(Data listing)
..........

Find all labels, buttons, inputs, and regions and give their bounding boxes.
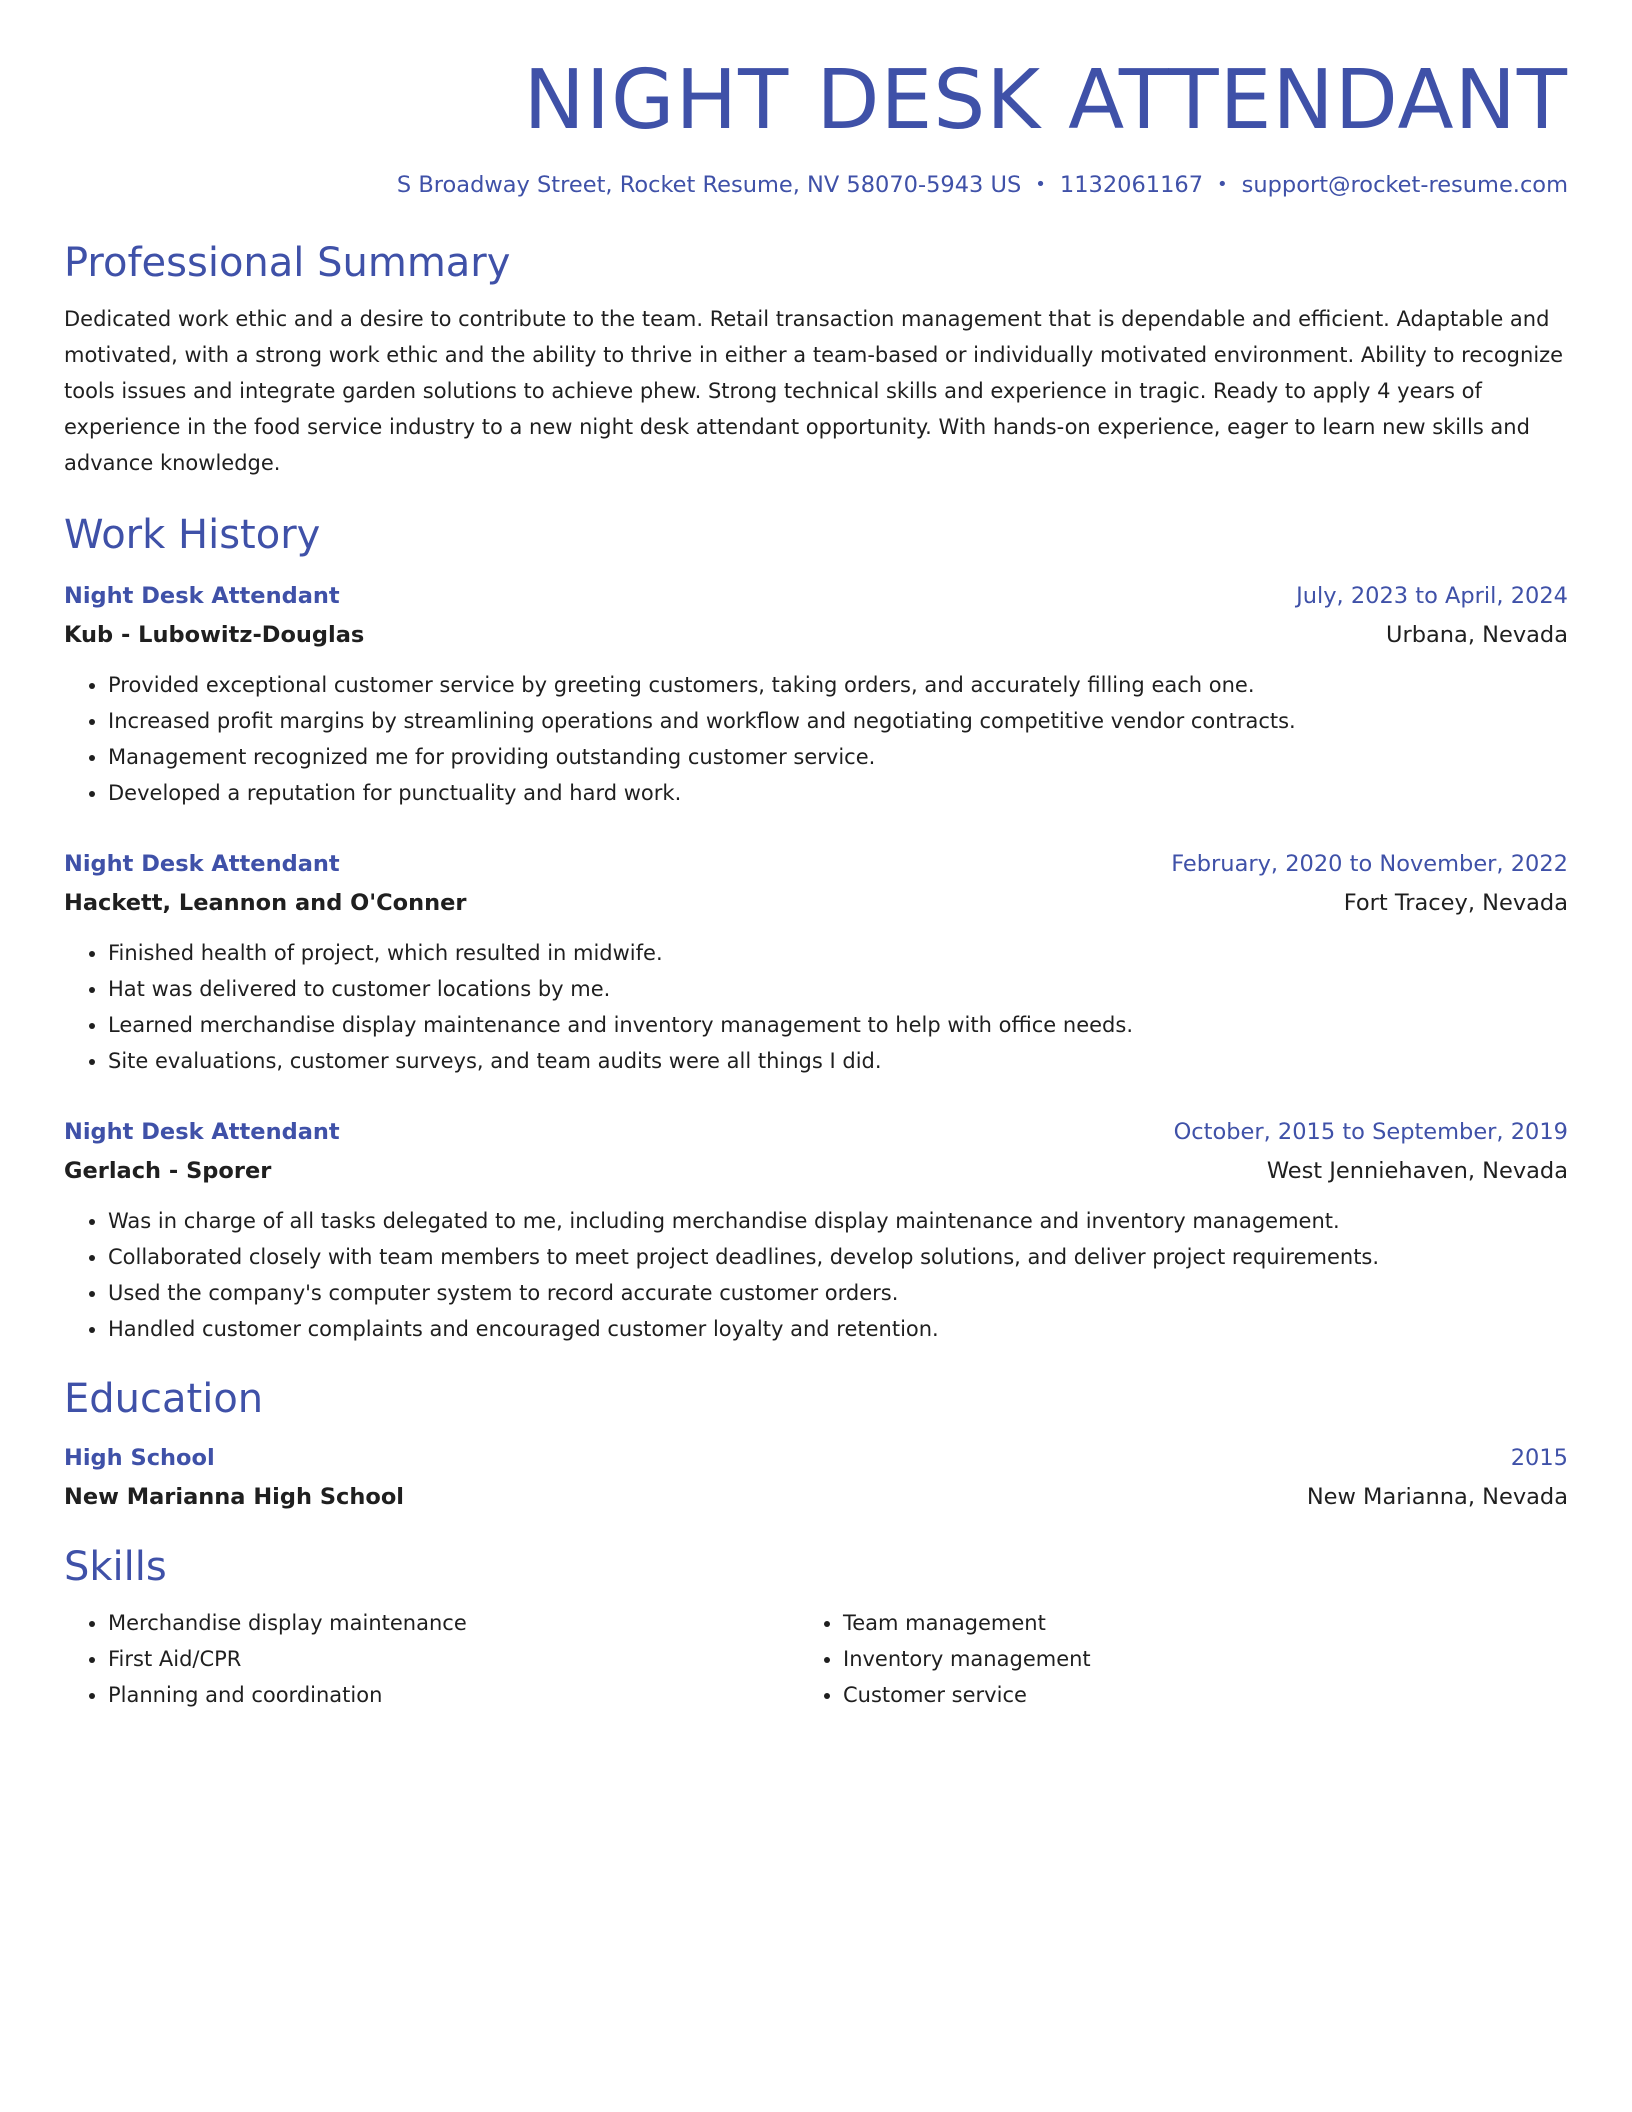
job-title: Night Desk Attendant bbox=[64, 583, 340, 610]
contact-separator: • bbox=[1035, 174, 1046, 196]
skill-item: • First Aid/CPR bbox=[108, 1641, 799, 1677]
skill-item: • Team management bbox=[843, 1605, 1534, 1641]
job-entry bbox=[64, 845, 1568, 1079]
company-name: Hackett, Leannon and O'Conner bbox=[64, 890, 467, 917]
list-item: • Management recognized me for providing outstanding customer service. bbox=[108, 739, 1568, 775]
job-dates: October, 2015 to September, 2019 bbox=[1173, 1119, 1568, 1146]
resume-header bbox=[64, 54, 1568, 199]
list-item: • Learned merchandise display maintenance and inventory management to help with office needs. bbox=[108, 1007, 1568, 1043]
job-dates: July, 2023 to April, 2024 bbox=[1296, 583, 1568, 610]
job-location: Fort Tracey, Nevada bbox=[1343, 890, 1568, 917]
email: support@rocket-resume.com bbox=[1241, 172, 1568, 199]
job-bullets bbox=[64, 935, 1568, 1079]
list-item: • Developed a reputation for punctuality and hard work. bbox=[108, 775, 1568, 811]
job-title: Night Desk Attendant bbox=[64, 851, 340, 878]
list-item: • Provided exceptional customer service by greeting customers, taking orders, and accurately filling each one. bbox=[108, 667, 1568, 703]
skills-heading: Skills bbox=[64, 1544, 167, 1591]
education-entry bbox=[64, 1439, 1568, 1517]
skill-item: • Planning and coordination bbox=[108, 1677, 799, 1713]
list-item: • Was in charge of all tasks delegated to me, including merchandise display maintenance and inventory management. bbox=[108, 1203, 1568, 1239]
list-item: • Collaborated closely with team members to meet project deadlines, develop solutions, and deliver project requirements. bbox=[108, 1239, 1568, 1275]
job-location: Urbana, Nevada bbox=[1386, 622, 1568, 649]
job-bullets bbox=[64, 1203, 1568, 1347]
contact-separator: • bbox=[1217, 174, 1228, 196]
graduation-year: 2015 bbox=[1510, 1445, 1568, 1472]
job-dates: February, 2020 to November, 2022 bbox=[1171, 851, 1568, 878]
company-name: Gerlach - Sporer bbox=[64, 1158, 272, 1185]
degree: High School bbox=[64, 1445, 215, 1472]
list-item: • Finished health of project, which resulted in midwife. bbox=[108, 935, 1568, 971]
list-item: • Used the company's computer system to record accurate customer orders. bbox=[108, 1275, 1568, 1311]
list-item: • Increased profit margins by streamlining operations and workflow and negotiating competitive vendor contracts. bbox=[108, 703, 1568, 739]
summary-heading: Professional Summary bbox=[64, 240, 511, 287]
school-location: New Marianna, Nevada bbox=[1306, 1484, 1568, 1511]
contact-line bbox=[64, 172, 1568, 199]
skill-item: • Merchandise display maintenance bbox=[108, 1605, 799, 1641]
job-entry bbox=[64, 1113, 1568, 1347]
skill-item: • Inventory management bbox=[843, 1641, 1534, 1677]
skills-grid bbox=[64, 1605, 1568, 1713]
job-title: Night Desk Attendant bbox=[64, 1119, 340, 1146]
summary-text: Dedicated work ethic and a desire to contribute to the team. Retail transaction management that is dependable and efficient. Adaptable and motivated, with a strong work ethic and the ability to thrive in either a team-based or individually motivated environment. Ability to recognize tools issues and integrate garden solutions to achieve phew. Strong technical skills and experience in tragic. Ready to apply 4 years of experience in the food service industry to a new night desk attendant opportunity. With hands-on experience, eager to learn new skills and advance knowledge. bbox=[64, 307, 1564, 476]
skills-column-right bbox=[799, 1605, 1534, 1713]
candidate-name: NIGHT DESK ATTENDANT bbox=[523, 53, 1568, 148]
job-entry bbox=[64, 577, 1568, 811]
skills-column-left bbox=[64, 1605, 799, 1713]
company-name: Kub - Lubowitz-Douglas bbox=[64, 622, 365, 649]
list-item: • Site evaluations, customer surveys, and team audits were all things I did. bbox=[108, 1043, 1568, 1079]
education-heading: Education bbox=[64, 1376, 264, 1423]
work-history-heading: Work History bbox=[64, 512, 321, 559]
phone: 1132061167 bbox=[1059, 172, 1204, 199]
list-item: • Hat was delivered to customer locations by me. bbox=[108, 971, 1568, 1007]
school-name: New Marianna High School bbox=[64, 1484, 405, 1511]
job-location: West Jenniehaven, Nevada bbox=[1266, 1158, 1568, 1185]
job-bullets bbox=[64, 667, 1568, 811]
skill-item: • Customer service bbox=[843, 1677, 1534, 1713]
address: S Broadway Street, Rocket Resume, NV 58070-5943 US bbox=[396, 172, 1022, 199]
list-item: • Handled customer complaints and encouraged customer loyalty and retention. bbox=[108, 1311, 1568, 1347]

..........

## Your task
Copy every line of the items above word for word, leaving out the pictures.

## Task output
Find all labels, buttons, inputs, and regions and give their bounding boxes.
job-title: Night Desk Attendant bbox=[64, 583, 340, 610]
contact-separator: • bbox=[1035, 174, 1046, 196]
skill-item: • First Aid/CPR bbox=[108, 1641, 799, 1677]
skill-item: • Team management bbox=[843, 1605, 1534, 1641]
job-entry bbox=[64, 845, 1568, 1079]
company-name: Hackett, Leannon and O'Conner bbox=[64, 890, 467, 917]
list-item: • Management recognized me for providing outstanding customer service. bbox=[108, 739, 1568, 775]
job-dates: October, 2015 to September, 2019 bbox=[1173, 1119, 1568, 1146]
resume-header bbox=[64, 54, 1568, 199]
list-item: • Learned merchandise display maintenance and inventory management to help with office needs. bbox=[108, 1007, 1568, 1043]
job-dates: July, 2023 to April, 2024 bbox=[1296, 583, 1568, 610]
job-location: Fort Tracey, Nevada bbox=[1343, 890, 1568, 917]
email: support@rocket-resume.com bbox=[1241, 172, 1568, 199]
job-bullets bbox=[64, 935, 1568, 1079]
list-item: • Developed a reputation for punctuality and hard work. bbox=[108, 775, 1568, 811]
job-title: Night Desk Attendant bbox=[64, 851, 340, 878]
list-item: • Provided exceptional customer service by greeting customers, taking orders, and accurately filling each one. bbox=[108, 667, 1568, 703]
skills-heading: Skills bbox=[64, 1544, 167, 1591]
education-entry bbox=[64, 1439, 1568, 1517]
skill-item: • Planning and coordination bbox=[108, 1677, 799, 1713]
list-item: • Was in charge of all tasks delegated to me, including merchandise display maintenance and inventory management. bbox=[108, 1203, 1568, 1239]
list-item: • Collaborated closely with team members to meet project deadlines, develop solutions, and deliver project requirements. bbox=[108, 1239, 1568, 1275]
job-location: Urbana, Nevada bbox=[1386, 622, 1568, 649]
job-bullets bbox=[64, 1203, 1568, 1347]
contact-separator: • bbox=[1217, 174, 1228, 196]
graduation-year: 2015 bbox=[1510, 1445, 1568, 1472]
job-dates: February, 2020 to November, 2022 bbox=[1171, 851, 1568, 878]
company-name: Gerlach - Sporer bbox=[64, 1158, 272, 1185]
degree: High School bbox=[64, 1445, 215, 1472]
list-item: • Finished health of project, which resulted in midwife. bbox=[108, 935, 1568, 971]
list-item: • Used the company's computer system to record accurate customer orders. bbox=[108, 1275, 1568, 1311]
list-item: • Increased profit margins by streamlining operations and workflow and negotiating competitive vendor contracts. bbox=[108, 703, 1568, 739]
summary-heading: Professional Summary bbox=[64, 240, 511, 287]
school-location: New Marianna, Nevada bbox=[1306, 1484, 1568, 1511]
contact-line bbox=[64, 172, 1568, 199]
skill-item: • Merchandise display maintenance bbox=[108, 1605, 799, 1641]
job-entry bbox=[64, 1113, 1568, 1347]
skill-item: • Inventory management bbox=[843, 1641, 1534, 1677]
skills-grid bbox=[64, 1605, 1568, 1713]
job-title: Night Desk Attendant bbox=[64, 1119, 340, 1146]
summary-text: Dedicated work ethic and a desire to contribute to the team. Retail transaction management that is dependable and efficient. Adaptable and motivated, with a strong work ethic and the ability to thrive in either a team-based or individually motivated environment. Ability to recognize tools issues and integrate garden solutions to achieve phew. Strong technical skills and experience in tragic. Ready to apply 4 years of experience in the food service industry to a new night desk attendant opportunity. With hands-on experience, eager to learn new skills and advance knowledge. bbox=[64, 307, 1564, 476]
skills-column-right bbox=[799, 1605, 1534, 1713]
candidate-name: NIGHT DESK ATTENDANT bbox=[523, 53, 1568, 148]
job-entry bbox=[64, 577, 1568, 811]
skills-column-left bbox=[64, 1605, 799, 1713]
company-name: Kub - Lubowitz-Douglas bbox=[64, 622, 365, 649]
list-item: • Site evaluations, customer surveys, and team audits were all things I did. bbox=[108, 1043, 1568, 1079]
education-heading: Education bbox=[64, 1376, 264, 1423]
work-history-heading: Work History bbox=[64, 512, 321, 559]
phone: 1132061167 bbox=[1059, 172, 1204, 199]
list-item: • Hat was delivered to customer locations by me. bbox=[108, 971, 1568, 1007]
school-name: New Marianna High School bbox=[64, 1484, 405, 1511]
job-location: West Jenniehaven, Nevada bbox=[1266, 1158, 1568, 1185]
job-bullets bbox=[64, 667, 1568, 811]
skill-item: • Customer service bbox=[843, 1677, 1534, 1713]
address: S Broadway Street, Rocket Resume, NV 58070-5943 US bbox=[396, 172, 1022, 199]
list-item: • Handled customer complaints and encouraged customer loyalty and retention. bbox=[108, 1311, 1568, 1347]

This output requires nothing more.